● **Data section**
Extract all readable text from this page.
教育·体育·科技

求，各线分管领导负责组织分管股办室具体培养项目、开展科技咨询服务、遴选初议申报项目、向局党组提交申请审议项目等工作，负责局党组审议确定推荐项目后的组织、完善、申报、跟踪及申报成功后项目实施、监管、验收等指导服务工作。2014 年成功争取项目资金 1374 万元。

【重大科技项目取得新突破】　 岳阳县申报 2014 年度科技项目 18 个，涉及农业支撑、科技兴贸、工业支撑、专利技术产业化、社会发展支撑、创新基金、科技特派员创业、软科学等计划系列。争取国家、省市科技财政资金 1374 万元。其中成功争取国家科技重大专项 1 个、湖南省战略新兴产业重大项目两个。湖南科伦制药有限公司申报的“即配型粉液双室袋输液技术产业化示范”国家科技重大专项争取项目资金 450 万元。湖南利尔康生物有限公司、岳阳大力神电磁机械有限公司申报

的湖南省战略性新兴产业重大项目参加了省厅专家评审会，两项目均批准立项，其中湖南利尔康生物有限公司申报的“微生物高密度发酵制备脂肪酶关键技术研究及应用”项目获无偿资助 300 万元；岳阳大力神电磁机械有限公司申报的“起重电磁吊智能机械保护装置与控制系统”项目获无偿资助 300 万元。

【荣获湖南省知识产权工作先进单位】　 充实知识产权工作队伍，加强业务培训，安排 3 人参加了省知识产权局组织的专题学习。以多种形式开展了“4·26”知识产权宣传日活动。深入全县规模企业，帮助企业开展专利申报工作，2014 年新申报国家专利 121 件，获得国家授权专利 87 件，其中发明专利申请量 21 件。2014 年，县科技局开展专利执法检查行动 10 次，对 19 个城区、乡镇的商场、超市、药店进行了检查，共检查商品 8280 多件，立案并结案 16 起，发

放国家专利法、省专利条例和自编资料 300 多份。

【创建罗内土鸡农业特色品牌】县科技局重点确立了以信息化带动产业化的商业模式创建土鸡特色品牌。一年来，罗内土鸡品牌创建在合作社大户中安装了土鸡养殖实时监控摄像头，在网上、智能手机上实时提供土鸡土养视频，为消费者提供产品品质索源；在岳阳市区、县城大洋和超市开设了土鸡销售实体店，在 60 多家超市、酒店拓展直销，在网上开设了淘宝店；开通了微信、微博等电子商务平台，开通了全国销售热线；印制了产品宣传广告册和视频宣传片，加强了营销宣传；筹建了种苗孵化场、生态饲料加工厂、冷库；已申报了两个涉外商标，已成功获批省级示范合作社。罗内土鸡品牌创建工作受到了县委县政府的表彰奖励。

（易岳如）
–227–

● **Written problem**
Reproduce the records above exactly.

● **Output below**
Extract all readable text from this page.
教育·体育·科技

求，各线分管领导负责组织分管股办室具体培养项目、开展科技咨询服务、遴选初议申报项目、向局党组提交申请审议项目等工作，负责局党组审议确定推荐项目后的组织、完善、申报、跟踪及申报成功后项目实施、监管、验收等指导服务工作。2014 年成功争取项目资金 1374 万元。

【重大科技项目取得新突破】　 岳阳县申报 2014 年度科技项目 18 个，涉及农业支撑、科技兴贸、工业支撑、专利技术产业化、社会发展支撑、创新基金、科技特派员创业、软科学等计划系列。争取国家、省市科技财政资金 1374 万元。其中成功争取国家科技重大专项 1 个、湖南省战略新兴产业重大项目两个。湖南科伦制药有限公司申报的“即配型粉液双室袋输液技术产业化示范”国家科技重大专项争取项目资金 450 万元。湖南利尔康生物有限公司、岳阳大力神电磁机械有限公司申报

的湖南省战略性新兴产业重大项目参加了省厅专家评审会，两项目均批准立项，其中湖南利尔康生物有限公司申报的“微生物高密度发酵制备脂肪酶关键技术研究及应用”项目获无偿资助 300 万元；岳阳大力神电磁机械有限公司申报的“起重电磁吊智能机械保护装置与控制系统”项目获无偿资助 300 万元。

【荣获湖南省知识产权工作先进单位】　 充实知识产权工作队伍，加强业务培训，安排 3 人参加了省知识产权局组织的专题学习。以多种形式开展了“4·26”知识产权宣传日活动。深入全县规模企业，帮助企业开展专利申报工作，2014 年新申报国家专利 121 件，获得国家授权专利 87 件，其中发明专利申请量 21 件。2014 年，县科技局开展专利执法检查行动 10 次，对 19 个城区、乡镇的商场、超市、药店进行了检查，共检查商品 8280 多件，立案并结案 16 起，发

放国家专利法、省专利条例和自编资料 300 多份。

【创建罗内土鸡农业特色品牌】县科技局重点确立了以信息化带动产业化的商业模式创建土鸡特色品牌。一年来，罗内土鸡品牌创建在合作社大户中安装了土鸡养殖实时监控摄像头，在网上、智能手机上实时提供土鸡土养视频，为消费者提供产品品质索源；在岳阳市区、县城大洋和超市开设了土鸡销售实体店，在 60 多家超市、酒店拓展直销，在网上开设了淘宝店；开通了微信、微博等电子商务平台，开通了全国销售热线；印制了产品宣传广告册和视频宣传片，加强了营销宣传；筹建了种苗孵化场、生态饲料加工厂、冷库；已申报了两个涉外商标，已成功获批省级示范合作社。罗内土鸡品牌创建工作受到了县委县政府的表彰奖励。

（易岳如）
–227–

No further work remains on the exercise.